**Supplied data**
## BEGIN

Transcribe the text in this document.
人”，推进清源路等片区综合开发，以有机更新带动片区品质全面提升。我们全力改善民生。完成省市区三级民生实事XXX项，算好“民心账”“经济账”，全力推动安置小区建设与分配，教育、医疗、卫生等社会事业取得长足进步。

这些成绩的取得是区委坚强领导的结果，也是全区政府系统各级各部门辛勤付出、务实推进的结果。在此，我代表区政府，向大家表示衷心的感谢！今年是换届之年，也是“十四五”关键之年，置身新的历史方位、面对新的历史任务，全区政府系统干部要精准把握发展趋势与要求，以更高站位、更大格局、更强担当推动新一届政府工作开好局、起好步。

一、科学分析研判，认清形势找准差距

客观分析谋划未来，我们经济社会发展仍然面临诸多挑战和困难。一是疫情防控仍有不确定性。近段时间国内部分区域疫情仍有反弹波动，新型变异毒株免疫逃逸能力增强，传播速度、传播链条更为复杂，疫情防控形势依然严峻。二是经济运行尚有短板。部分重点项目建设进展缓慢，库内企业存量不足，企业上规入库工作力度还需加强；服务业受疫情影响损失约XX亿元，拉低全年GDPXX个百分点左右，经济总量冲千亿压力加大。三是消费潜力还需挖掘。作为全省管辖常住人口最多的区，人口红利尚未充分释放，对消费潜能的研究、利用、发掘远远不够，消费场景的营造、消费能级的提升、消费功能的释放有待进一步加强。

## END

**Exercise prompt**
The data above must be returned in full, exactly as written.

**Answer for the task**
Transcribe the text in this document.
人”，推进清源路等片区综合开发，以有机更新带动片区品质全面提升。我们全力改善民生。完成省市区三级民生实事XXX项，算好“民心账”“经济账”，全力推动安置小区建设与分配，教育、医疗、卫生等社会事业取得长足进步。

这些成绩的取得是区委坚强领导的结果，也是全区政府系统各级各部门辛勤付出、务实推进的结果。在此，我代表区政府，向大家表示衷心的感谢！今年是换届之年，也是“十四五”关键之年，置身新的历史方位、面对新的历史任务，全区政府系统干部要精准把握发展趋势与要求，以更高站位、更大格局、更强担当推动新一届政府工作开好局、起好步。

一、科学分析研判，认清形势找准差距

客观分析谋划未来，我们经济社会发展仍然面临诸多挑战和困难。一是疫情防控仍有不确定性。近段时间国内部分区域疫情仍有反弹波动，新型变异毒株免疫逃逸能力增强，传播速度、传播链条更为复杂，疫情防控形势依然严峻。二是经济运行尚有短板。部分重点项目建设进展缓慢，库内企业存量不足，企业上规入库工作力度还需加强；服务业受疫情影响损失约XX亿元，拉低全年GDPXX个百分点左右，经济总量冲千亿压力加大。三是消费潜力还需挖掘。作为全省管辖常住人口最多的区，人口红利尚未充分释放，对消费潜能的研究、利用、发掘远远不够，消费场景的营造、消费能级的提升、消费功能的释放有待进一步加强。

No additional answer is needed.